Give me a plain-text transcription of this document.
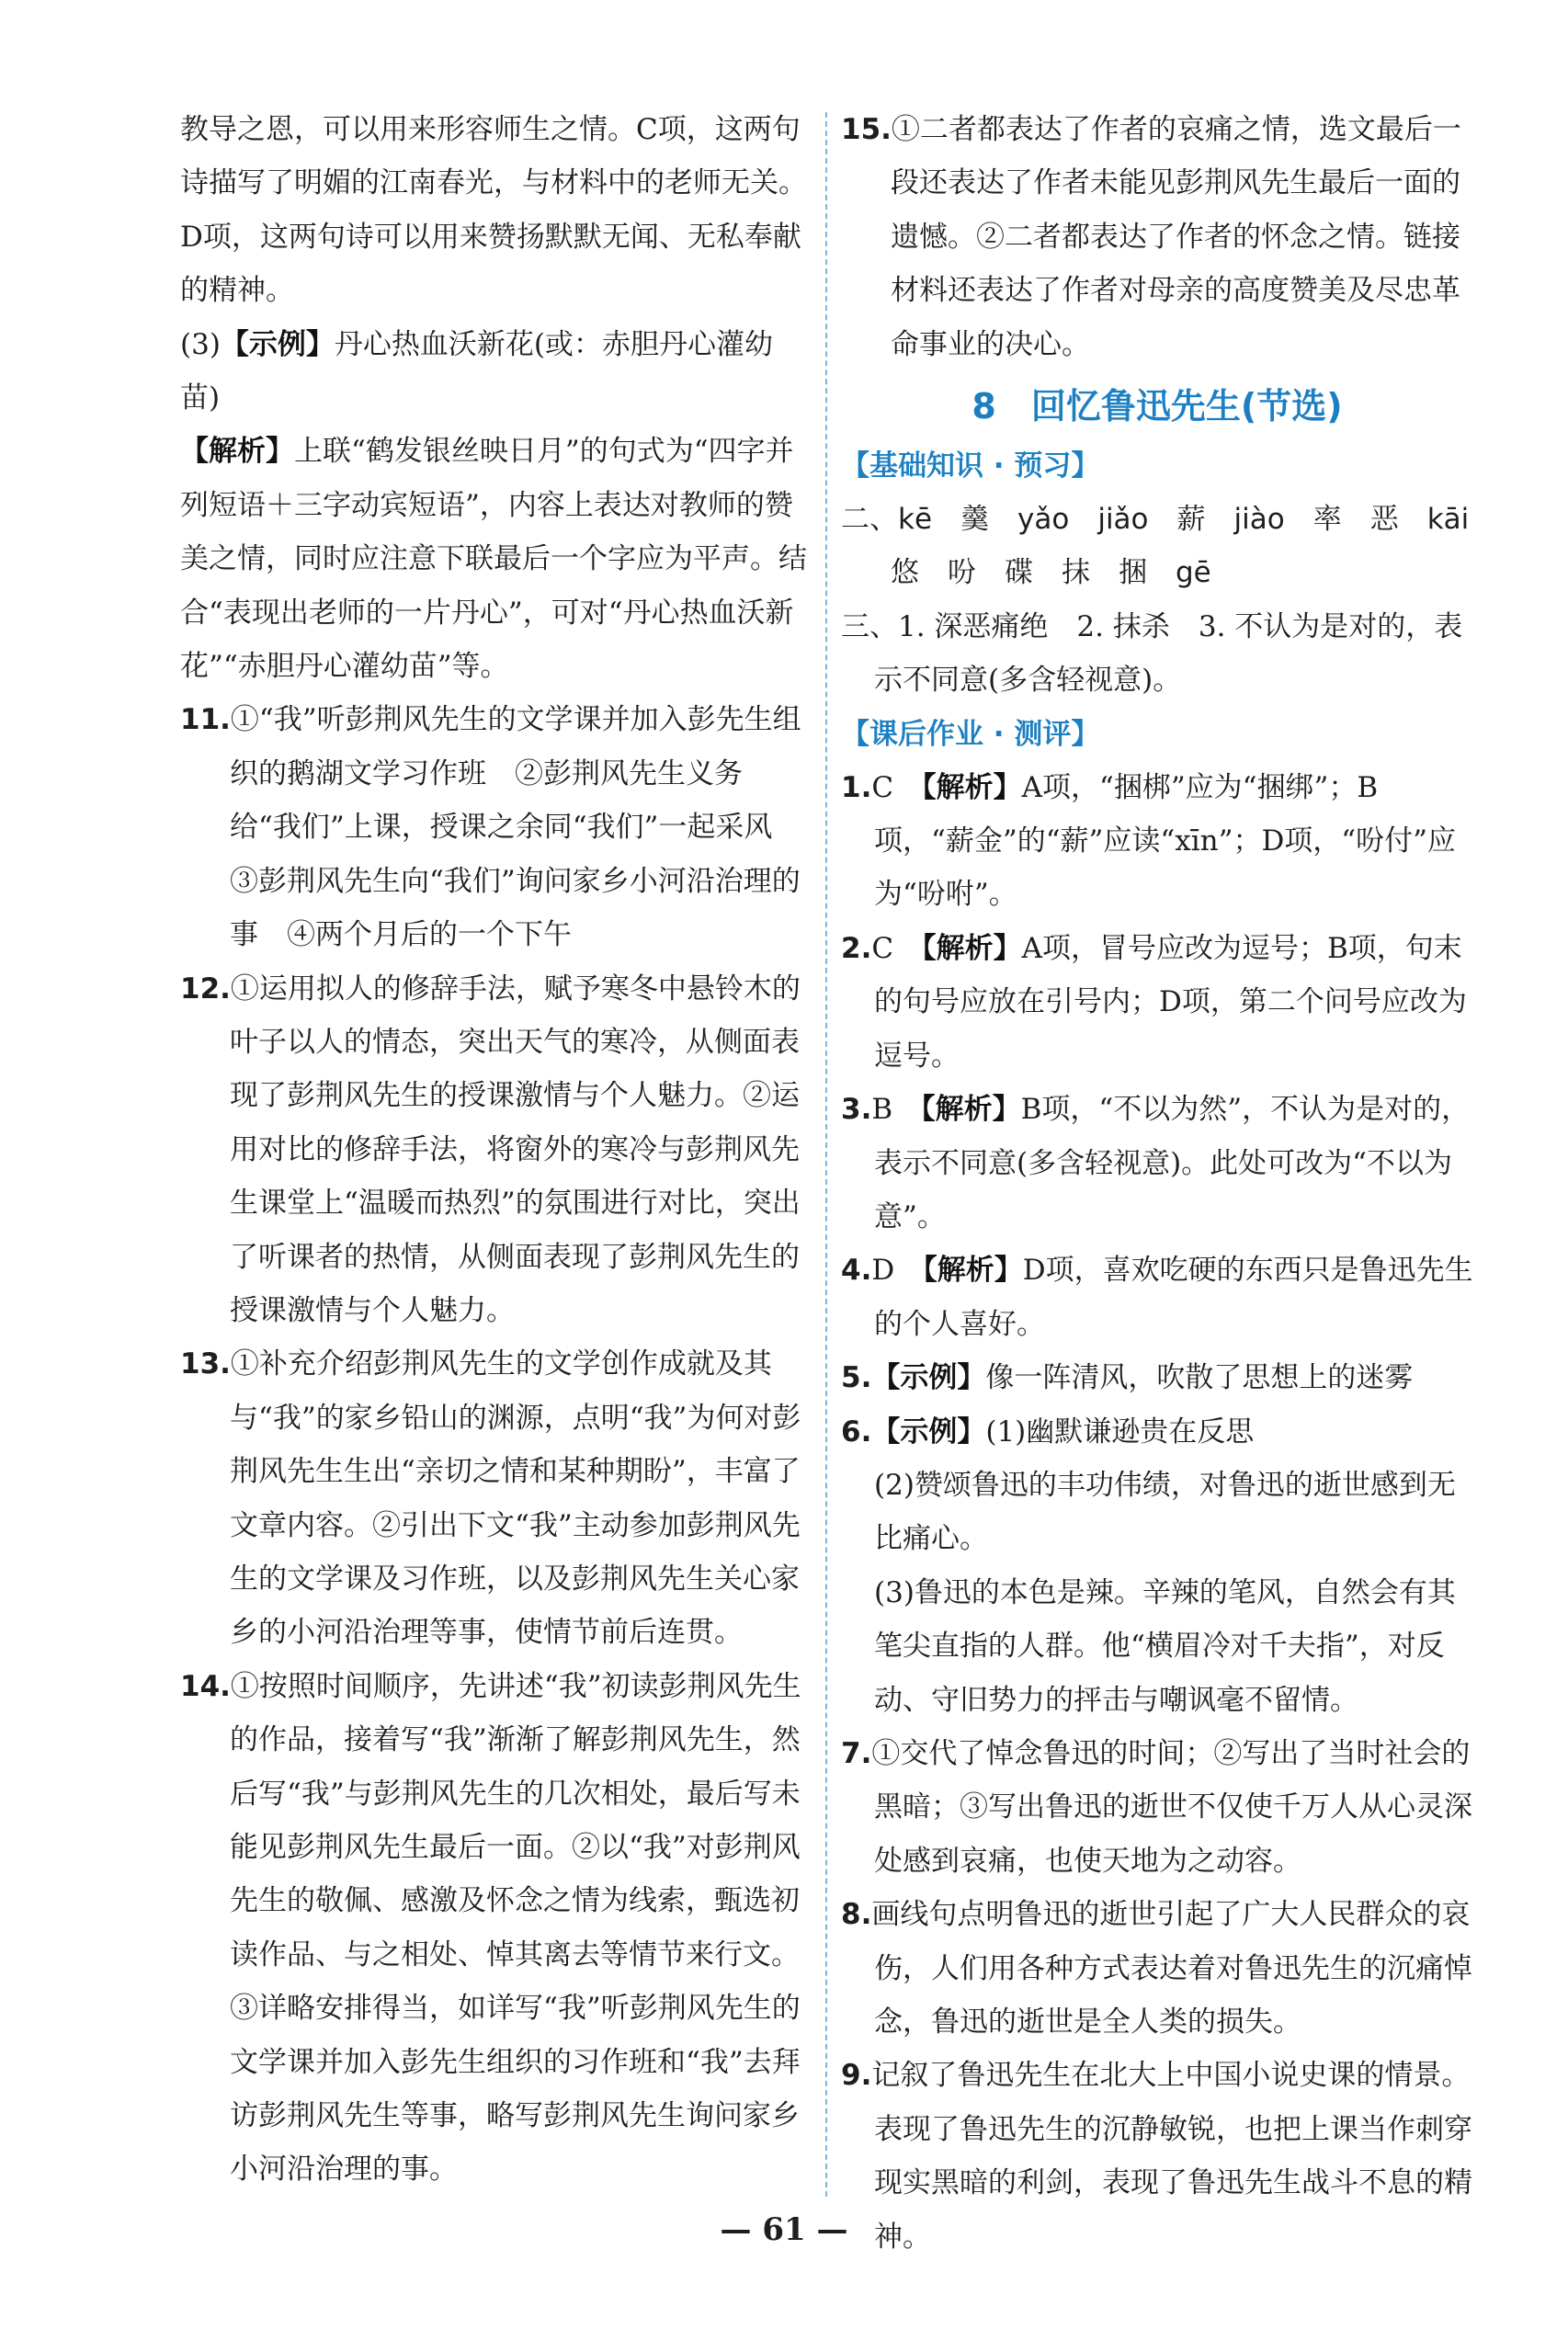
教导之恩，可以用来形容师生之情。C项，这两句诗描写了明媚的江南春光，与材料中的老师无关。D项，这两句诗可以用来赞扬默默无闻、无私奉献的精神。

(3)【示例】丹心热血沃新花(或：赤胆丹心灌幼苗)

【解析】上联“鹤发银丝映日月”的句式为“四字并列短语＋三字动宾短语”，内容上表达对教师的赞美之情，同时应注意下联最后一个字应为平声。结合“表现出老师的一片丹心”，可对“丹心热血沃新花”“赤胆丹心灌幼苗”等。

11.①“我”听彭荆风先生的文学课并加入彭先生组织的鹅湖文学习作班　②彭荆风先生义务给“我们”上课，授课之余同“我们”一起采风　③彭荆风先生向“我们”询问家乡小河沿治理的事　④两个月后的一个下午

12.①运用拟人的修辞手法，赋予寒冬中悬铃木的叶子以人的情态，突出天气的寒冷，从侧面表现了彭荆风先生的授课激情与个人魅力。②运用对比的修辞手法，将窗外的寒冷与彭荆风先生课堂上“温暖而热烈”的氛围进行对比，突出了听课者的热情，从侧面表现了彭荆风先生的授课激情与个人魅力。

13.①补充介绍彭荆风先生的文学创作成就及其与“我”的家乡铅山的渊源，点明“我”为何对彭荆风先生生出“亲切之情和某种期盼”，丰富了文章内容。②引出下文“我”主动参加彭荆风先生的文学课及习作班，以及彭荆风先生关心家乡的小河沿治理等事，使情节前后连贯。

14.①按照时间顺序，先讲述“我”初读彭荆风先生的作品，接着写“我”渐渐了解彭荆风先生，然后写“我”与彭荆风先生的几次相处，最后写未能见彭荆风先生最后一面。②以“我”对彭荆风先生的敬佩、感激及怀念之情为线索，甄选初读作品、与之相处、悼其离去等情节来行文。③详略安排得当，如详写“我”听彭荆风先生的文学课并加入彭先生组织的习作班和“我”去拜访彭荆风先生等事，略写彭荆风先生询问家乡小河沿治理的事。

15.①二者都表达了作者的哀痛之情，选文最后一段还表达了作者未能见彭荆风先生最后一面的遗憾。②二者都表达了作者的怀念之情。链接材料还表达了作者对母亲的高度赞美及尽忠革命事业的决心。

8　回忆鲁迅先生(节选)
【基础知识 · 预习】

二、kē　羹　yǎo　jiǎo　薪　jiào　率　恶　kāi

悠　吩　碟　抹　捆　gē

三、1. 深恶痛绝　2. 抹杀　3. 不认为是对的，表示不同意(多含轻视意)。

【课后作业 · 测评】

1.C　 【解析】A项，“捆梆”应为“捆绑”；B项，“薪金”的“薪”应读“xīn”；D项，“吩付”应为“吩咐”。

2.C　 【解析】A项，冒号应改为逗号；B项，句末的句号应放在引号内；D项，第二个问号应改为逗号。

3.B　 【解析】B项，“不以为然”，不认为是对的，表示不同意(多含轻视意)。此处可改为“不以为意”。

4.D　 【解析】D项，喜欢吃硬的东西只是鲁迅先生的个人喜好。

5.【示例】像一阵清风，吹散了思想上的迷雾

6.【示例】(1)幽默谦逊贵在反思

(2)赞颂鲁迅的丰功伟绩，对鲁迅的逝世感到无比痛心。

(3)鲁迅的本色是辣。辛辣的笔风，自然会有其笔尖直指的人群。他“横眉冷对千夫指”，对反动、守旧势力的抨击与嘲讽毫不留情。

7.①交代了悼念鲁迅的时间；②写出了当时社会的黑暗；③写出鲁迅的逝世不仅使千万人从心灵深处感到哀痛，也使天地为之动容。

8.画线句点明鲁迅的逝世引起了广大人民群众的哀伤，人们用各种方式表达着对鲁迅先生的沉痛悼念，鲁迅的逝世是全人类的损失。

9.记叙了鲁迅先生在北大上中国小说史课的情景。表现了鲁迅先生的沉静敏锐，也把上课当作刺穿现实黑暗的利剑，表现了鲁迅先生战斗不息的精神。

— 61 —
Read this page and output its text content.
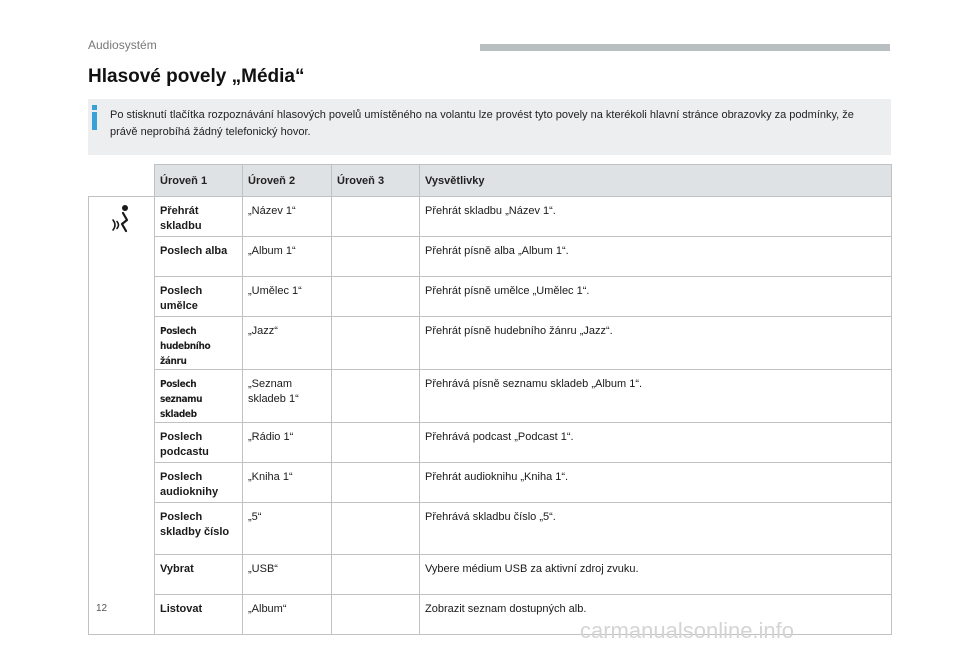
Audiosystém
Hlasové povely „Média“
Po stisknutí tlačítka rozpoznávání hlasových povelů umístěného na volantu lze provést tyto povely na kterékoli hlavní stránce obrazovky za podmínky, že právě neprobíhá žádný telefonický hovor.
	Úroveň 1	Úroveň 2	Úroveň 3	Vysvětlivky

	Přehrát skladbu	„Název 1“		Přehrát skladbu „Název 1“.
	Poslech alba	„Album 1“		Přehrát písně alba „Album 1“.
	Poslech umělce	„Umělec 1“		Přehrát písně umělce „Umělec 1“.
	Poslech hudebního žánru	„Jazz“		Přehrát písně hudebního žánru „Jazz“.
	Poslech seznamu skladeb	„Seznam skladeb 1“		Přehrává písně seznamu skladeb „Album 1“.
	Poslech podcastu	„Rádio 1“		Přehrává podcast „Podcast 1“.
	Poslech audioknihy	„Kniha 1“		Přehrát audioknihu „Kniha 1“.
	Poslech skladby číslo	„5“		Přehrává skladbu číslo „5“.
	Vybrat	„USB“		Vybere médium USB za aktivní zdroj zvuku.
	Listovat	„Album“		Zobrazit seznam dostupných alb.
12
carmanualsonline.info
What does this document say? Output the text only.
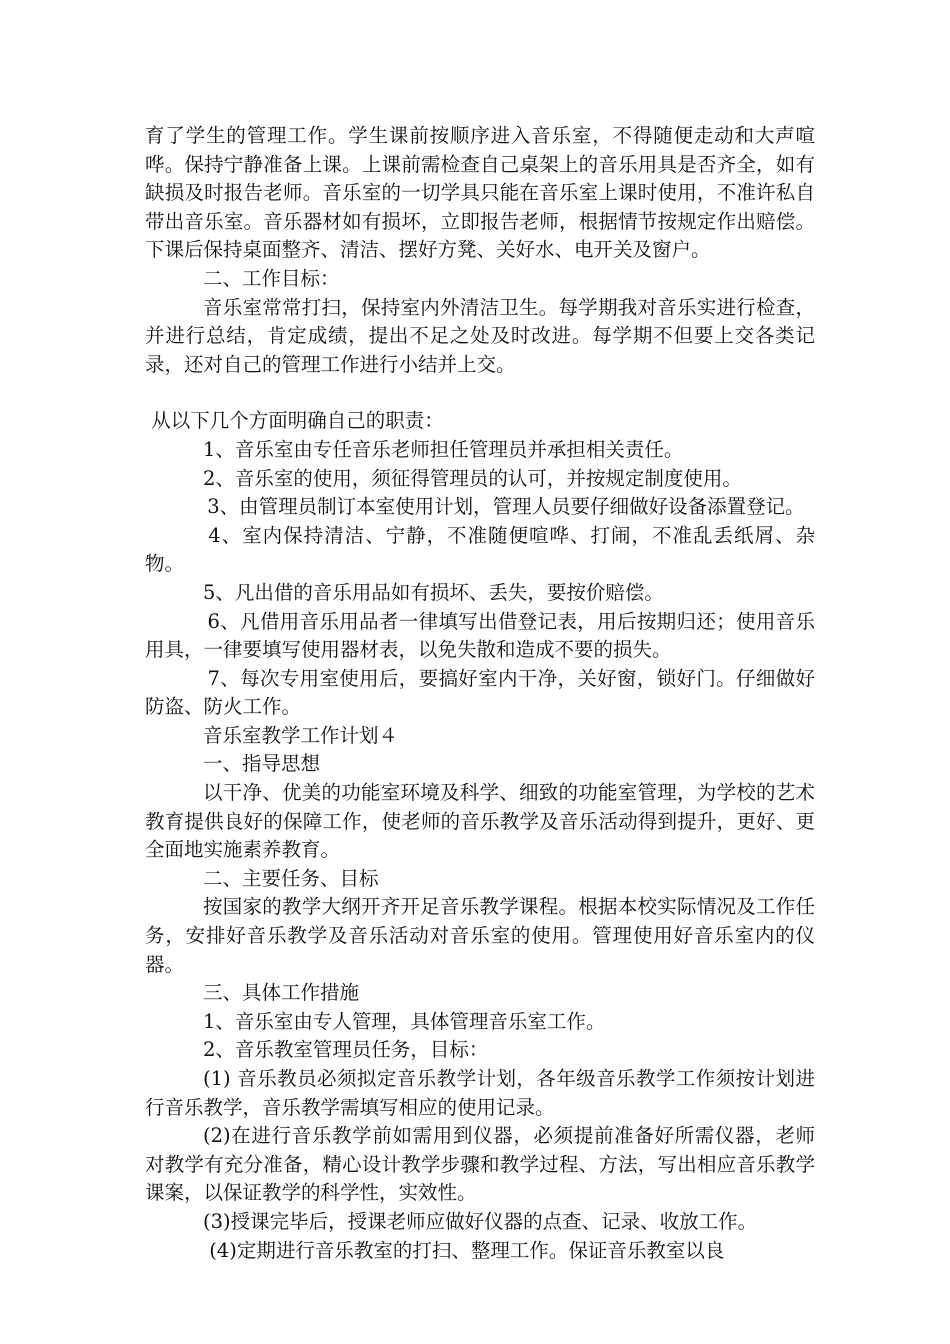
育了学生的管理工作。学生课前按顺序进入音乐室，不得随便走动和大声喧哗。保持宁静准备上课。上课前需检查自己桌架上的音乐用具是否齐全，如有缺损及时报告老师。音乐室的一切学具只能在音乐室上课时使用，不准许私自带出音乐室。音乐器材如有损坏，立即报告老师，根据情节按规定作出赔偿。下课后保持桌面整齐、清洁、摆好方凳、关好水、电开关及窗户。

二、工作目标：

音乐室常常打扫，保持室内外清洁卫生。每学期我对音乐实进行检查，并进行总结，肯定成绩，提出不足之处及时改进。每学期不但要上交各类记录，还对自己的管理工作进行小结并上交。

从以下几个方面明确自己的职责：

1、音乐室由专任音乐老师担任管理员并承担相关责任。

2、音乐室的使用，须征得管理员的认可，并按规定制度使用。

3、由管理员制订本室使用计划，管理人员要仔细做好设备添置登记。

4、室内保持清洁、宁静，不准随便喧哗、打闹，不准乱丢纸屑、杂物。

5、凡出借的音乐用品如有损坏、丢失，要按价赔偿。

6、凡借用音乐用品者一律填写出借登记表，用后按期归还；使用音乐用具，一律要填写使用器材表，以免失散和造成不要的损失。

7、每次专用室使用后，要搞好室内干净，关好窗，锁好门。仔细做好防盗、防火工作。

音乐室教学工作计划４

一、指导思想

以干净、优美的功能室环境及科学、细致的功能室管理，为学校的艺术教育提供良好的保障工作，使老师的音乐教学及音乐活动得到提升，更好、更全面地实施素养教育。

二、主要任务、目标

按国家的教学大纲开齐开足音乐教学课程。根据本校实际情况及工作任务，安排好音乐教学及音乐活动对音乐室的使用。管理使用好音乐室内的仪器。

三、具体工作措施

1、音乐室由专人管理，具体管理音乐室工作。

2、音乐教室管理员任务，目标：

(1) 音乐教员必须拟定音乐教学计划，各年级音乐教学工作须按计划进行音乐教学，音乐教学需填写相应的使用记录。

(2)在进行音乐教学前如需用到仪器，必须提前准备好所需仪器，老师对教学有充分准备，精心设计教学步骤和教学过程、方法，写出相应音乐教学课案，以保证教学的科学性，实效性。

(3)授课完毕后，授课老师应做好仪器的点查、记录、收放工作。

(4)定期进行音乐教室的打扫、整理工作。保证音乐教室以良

■ **Task statement**
Select the lines in this material that hold the word "不认为是对的", leaving none out.

■ **Result for this task**
三、1. 深恶痛绝　2. 抹杀　3. 不认为是对的，表示不同意(多含轻视意)。
3.B　 【解析】B项，“不以为然”，不认为是对的，表示不同意(多含轻视意)。此处可改为“不以为意”。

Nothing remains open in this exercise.